Written problem ->
Some lines of these records may hold the word "SRMTID"; state how many, using only the number.

Data in this exercise ->

____________

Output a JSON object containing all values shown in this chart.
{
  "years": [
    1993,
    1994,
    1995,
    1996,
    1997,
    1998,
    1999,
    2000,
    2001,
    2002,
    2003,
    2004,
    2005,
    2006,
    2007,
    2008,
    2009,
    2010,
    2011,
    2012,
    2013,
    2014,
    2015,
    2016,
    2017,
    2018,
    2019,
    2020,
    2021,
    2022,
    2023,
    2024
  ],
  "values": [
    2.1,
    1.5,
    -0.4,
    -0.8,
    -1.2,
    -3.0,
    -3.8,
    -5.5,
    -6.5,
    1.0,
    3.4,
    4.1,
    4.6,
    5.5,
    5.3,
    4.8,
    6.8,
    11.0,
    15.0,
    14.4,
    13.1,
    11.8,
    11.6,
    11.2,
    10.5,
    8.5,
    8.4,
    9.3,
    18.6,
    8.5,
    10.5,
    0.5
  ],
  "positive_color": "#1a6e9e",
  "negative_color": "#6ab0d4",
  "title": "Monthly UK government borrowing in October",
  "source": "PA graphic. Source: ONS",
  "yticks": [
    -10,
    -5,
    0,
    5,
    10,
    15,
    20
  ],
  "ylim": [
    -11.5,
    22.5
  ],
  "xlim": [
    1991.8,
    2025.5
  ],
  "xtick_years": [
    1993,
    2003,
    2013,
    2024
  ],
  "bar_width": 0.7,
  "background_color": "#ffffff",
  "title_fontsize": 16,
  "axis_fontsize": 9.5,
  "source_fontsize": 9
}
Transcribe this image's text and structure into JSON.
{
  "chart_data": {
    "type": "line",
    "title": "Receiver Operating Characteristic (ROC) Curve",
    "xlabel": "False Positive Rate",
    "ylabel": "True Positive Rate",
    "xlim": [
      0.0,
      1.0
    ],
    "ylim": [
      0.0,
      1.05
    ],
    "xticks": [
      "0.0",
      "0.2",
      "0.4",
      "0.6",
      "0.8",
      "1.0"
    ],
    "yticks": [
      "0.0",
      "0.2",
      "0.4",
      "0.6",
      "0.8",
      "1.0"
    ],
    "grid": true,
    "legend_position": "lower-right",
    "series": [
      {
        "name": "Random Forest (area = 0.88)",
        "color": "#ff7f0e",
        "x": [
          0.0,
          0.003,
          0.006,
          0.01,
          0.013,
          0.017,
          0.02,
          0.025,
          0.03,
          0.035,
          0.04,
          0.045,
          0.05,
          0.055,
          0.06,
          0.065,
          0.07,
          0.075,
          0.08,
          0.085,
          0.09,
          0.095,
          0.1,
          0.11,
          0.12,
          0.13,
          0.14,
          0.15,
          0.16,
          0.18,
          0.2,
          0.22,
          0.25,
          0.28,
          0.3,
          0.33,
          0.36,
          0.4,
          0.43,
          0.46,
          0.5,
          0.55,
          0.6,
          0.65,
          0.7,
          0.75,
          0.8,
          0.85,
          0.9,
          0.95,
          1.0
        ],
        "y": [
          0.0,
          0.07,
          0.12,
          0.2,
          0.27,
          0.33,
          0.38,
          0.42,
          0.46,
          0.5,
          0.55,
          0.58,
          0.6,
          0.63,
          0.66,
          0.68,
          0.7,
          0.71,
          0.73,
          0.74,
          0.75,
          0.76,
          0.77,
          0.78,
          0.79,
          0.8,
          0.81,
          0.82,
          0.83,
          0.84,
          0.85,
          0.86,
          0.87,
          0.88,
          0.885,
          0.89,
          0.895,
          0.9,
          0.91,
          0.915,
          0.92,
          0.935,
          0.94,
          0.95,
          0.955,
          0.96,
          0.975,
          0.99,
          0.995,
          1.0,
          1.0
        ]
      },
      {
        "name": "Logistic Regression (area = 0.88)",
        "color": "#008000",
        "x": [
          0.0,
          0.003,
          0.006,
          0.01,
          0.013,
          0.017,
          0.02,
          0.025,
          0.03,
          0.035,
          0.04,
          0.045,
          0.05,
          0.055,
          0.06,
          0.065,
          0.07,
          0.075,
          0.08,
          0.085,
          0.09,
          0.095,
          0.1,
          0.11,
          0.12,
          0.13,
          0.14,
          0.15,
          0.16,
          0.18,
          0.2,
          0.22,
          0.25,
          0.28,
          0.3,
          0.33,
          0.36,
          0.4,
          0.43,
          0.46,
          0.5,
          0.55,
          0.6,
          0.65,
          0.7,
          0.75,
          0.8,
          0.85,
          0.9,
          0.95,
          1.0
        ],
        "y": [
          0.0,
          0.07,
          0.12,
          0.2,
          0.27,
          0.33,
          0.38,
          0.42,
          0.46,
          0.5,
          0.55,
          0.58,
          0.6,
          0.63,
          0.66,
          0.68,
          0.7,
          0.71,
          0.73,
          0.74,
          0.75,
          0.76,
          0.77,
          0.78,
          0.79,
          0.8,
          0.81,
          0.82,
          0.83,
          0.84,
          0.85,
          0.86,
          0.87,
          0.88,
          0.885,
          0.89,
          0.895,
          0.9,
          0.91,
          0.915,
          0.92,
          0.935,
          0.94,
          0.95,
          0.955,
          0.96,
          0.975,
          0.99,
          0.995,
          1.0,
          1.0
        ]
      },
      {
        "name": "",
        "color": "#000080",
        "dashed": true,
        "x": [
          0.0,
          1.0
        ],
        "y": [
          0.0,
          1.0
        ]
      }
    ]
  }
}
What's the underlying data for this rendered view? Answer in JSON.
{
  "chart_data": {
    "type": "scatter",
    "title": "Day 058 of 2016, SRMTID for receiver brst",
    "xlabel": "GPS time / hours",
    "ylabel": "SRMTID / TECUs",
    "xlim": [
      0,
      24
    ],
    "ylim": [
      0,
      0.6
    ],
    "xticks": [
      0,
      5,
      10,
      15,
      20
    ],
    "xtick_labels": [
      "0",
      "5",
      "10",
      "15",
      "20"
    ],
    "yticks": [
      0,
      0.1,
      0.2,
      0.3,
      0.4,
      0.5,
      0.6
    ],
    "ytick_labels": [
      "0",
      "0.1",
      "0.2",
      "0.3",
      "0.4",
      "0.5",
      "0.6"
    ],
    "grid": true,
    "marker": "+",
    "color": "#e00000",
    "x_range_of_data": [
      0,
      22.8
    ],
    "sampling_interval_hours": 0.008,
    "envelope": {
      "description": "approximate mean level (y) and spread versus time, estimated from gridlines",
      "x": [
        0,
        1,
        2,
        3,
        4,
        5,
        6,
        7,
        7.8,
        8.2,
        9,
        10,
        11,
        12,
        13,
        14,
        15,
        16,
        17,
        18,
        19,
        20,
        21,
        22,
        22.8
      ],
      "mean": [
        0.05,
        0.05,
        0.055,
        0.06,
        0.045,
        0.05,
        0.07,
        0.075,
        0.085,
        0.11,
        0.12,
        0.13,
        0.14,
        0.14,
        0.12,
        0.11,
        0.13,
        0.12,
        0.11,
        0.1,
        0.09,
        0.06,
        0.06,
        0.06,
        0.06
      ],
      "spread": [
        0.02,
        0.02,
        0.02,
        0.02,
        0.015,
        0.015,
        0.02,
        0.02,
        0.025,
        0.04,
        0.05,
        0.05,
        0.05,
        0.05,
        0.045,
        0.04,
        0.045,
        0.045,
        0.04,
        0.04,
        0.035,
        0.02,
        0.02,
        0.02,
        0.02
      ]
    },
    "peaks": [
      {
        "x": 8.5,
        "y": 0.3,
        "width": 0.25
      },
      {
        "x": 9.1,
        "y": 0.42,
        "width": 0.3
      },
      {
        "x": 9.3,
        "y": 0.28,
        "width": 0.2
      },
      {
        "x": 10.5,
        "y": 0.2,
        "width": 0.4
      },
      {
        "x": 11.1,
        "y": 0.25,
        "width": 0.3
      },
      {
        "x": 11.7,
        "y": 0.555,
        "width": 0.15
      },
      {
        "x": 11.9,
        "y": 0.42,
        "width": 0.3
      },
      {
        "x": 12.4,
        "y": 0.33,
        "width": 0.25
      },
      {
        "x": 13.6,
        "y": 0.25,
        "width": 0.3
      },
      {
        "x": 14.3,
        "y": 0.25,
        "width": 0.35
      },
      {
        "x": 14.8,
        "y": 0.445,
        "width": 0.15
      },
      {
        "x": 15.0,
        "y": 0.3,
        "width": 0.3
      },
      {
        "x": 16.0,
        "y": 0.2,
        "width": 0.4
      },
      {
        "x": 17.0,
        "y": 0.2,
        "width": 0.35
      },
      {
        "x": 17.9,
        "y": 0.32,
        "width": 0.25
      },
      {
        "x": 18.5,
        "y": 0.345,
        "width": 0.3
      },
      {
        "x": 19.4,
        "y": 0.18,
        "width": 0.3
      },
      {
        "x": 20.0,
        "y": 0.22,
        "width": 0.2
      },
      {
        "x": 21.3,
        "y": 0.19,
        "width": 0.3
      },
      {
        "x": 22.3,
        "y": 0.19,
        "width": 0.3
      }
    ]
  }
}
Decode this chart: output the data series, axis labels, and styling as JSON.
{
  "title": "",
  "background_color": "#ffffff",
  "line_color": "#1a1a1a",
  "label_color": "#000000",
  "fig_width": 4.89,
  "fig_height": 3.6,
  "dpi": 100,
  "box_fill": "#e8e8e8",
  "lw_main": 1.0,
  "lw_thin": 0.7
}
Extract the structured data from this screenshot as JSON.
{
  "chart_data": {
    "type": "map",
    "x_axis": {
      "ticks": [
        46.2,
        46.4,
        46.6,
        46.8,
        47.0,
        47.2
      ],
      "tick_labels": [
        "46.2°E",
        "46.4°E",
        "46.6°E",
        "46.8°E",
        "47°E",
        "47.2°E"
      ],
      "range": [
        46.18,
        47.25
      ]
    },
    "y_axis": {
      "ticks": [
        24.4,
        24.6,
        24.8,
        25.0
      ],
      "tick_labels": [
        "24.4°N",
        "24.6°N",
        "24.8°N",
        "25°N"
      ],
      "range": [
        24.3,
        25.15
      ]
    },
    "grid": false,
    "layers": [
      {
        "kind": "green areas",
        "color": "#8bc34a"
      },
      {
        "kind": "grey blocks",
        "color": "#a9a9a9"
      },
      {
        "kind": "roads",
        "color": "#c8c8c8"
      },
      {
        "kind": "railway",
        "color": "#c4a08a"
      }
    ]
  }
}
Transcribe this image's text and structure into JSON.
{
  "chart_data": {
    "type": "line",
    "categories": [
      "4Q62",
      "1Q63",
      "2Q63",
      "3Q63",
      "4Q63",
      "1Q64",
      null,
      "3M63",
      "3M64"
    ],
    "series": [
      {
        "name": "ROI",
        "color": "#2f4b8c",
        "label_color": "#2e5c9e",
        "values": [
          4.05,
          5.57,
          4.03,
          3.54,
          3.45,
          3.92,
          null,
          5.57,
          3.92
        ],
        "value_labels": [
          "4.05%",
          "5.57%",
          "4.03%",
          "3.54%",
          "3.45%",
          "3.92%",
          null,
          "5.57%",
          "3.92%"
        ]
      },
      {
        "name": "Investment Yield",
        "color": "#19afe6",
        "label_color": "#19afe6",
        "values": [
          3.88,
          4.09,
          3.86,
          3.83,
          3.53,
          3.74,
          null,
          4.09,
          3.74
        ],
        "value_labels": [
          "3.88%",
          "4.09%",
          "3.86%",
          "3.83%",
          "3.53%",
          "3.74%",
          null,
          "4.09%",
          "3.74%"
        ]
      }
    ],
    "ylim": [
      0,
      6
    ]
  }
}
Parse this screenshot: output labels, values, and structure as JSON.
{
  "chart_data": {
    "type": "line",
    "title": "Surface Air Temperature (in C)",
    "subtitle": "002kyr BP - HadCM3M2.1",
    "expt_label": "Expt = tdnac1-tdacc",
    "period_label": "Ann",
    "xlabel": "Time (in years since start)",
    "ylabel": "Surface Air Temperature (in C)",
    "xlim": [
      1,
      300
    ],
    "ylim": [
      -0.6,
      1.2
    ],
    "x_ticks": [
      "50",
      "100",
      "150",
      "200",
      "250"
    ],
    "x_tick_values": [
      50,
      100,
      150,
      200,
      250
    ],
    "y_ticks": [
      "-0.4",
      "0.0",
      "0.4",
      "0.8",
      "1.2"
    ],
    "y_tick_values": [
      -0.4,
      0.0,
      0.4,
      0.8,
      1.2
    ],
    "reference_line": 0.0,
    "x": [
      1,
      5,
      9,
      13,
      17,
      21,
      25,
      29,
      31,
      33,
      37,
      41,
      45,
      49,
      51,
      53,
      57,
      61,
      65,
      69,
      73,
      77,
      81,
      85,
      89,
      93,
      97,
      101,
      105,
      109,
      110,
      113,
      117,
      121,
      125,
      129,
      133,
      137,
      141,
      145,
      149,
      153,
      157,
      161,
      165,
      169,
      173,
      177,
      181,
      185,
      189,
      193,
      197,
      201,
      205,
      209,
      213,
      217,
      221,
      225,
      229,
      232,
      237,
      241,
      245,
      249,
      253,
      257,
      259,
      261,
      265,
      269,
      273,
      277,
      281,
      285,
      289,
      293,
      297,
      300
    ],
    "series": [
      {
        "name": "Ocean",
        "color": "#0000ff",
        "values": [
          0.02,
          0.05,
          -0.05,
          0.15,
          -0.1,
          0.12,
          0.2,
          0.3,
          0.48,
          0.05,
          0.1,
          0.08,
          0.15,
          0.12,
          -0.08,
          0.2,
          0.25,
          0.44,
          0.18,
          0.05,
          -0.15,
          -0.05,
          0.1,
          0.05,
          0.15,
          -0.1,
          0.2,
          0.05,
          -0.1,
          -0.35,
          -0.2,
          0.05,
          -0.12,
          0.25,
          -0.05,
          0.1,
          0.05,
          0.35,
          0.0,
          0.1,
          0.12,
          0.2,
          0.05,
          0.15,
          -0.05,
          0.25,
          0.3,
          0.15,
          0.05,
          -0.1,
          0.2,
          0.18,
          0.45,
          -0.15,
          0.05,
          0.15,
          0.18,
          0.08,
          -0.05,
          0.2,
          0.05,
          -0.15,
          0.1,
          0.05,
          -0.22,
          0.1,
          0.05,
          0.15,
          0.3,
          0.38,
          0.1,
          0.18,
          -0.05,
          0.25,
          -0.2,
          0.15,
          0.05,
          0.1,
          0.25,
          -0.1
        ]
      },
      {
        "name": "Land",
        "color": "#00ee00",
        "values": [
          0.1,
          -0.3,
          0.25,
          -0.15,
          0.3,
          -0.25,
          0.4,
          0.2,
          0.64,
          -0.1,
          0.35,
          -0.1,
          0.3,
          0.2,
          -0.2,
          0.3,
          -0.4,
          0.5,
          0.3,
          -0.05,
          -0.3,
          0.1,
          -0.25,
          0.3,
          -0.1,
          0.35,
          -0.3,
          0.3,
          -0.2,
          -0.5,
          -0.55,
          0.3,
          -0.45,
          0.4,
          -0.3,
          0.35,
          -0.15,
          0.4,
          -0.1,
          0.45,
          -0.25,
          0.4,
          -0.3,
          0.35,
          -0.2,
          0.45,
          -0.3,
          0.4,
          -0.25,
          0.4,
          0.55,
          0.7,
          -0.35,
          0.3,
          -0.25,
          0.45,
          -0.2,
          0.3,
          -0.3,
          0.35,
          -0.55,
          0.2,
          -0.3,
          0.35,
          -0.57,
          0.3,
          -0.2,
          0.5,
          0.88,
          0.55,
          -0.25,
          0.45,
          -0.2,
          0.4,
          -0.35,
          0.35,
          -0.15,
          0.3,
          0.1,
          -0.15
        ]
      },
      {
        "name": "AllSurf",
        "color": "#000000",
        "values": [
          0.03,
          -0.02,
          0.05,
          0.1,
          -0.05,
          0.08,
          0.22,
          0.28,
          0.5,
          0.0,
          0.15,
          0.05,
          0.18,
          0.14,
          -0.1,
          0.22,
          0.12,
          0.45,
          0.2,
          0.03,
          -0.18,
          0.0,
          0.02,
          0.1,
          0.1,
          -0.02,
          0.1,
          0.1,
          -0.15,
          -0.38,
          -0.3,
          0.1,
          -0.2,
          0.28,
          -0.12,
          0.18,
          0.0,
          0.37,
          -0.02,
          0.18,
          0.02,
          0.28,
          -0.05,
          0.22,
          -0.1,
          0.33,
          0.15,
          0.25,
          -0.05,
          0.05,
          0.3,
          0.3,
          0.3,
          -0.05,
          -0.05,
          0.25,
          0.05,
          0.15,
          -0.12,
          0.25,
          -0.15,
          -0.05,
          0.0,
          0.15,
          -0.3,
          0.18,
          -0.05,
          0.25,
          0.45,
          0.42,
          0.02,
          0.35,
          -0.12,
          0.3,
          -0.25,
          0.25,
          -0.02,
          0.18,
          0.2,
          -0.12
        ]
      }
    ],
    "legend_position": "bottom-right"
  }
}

____________

Response for this exercise ->
2